### Written task
Once the pictures are set aside, transcribe the remaining data exactly.

### Records for the exercise

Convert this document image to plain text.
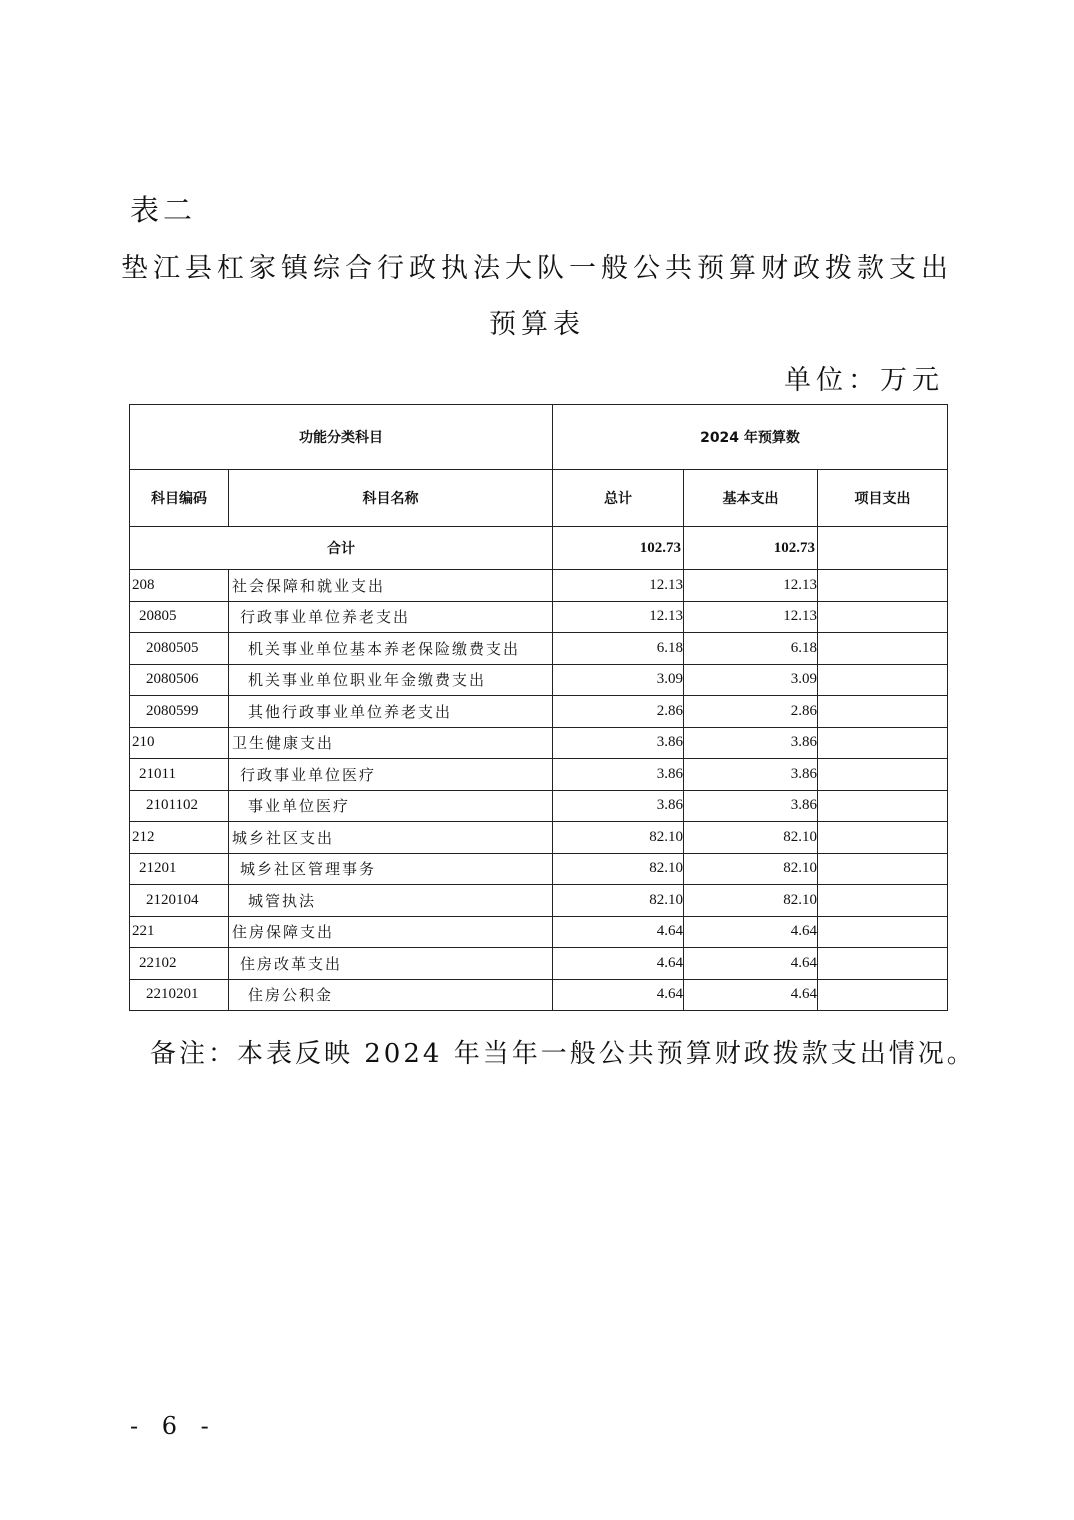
表二
垫江县杠家镇综合行政执法大队一般公共预算财政拨款支出
预算表
单位：万元
功能分类科目		2024 年预算数		
科目编码	科目名称	总计	基本支出	项目支出
合计		102.73	102.73	
208	社会保障和就业支出	12.13	12.13	
20805	行政事业单位养老支出	12.13	12.13	
2080505	机关事业单位基本养老保险缴费支出	6.18	6.18	
2080506	机关事业单位职业年金缴费支出	3.09	3.09	
2080599	其他行政事业单位养老支出	2.86	2.86	
210	卫生健康支出	3.86	3.86	
21011	行政事业单位医疗	3.86	3.86	
2101102	事业单位医疗	3.86	3.86	
212	城乡社区支出	82.10	82.10	
21201	城乡社区管理事务	82.10	82.10	
2120104	城管执法	82.10	82.10	
221	住房保障支出	4.64	4.64	
22102	住房改革支出	4.64	4.64	
2210201	住房公积金	4.64	4.64	
备注：本表反映 2024 年当年一般公共预算财政拨款支出情况。
- 6 -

### Task answer
Convert this document image to plain text.
表二
垫江县杠家镇综合行政执法大队一般公共预算财政拨款支出
预算表
单位：万元
功能分类科目		2024 年预算数		
科目编码	科目名称	总计	基本支出	项目支出
合计		102.73	102.73	
208	社会保障和就业支出	12.13	12.13	
20805	行政事业单位养老支出	12.13	12.13	
2080505	机关事业单位基本养老保险缴费支出	6.18	6.18	
2080506	机关事业单位职业年金缴费支出	3.09	3.09	
2080599	其他行政事业单位养老支出	2.86	2.86	
210	卫生健康支出	3.86	3.86	
21011	行政事业单位医疗	3.86	3.86	
2101102	事业单位医疗	3.86	3.86	
212	城乡社区支出	82.10	82.10	
21201	城乡社区管理事务	82.10	82.10	
2120104	城管执法	82.10	82.10	
221	住房保障支出	4.64	4.64	
22102	住房改革支出	4.64	4.64	
2210201	住房公积金	4.64	4.64	
备注：本表反映 2024 年当年一般公共预算财政拨款支出情况。
- 6 -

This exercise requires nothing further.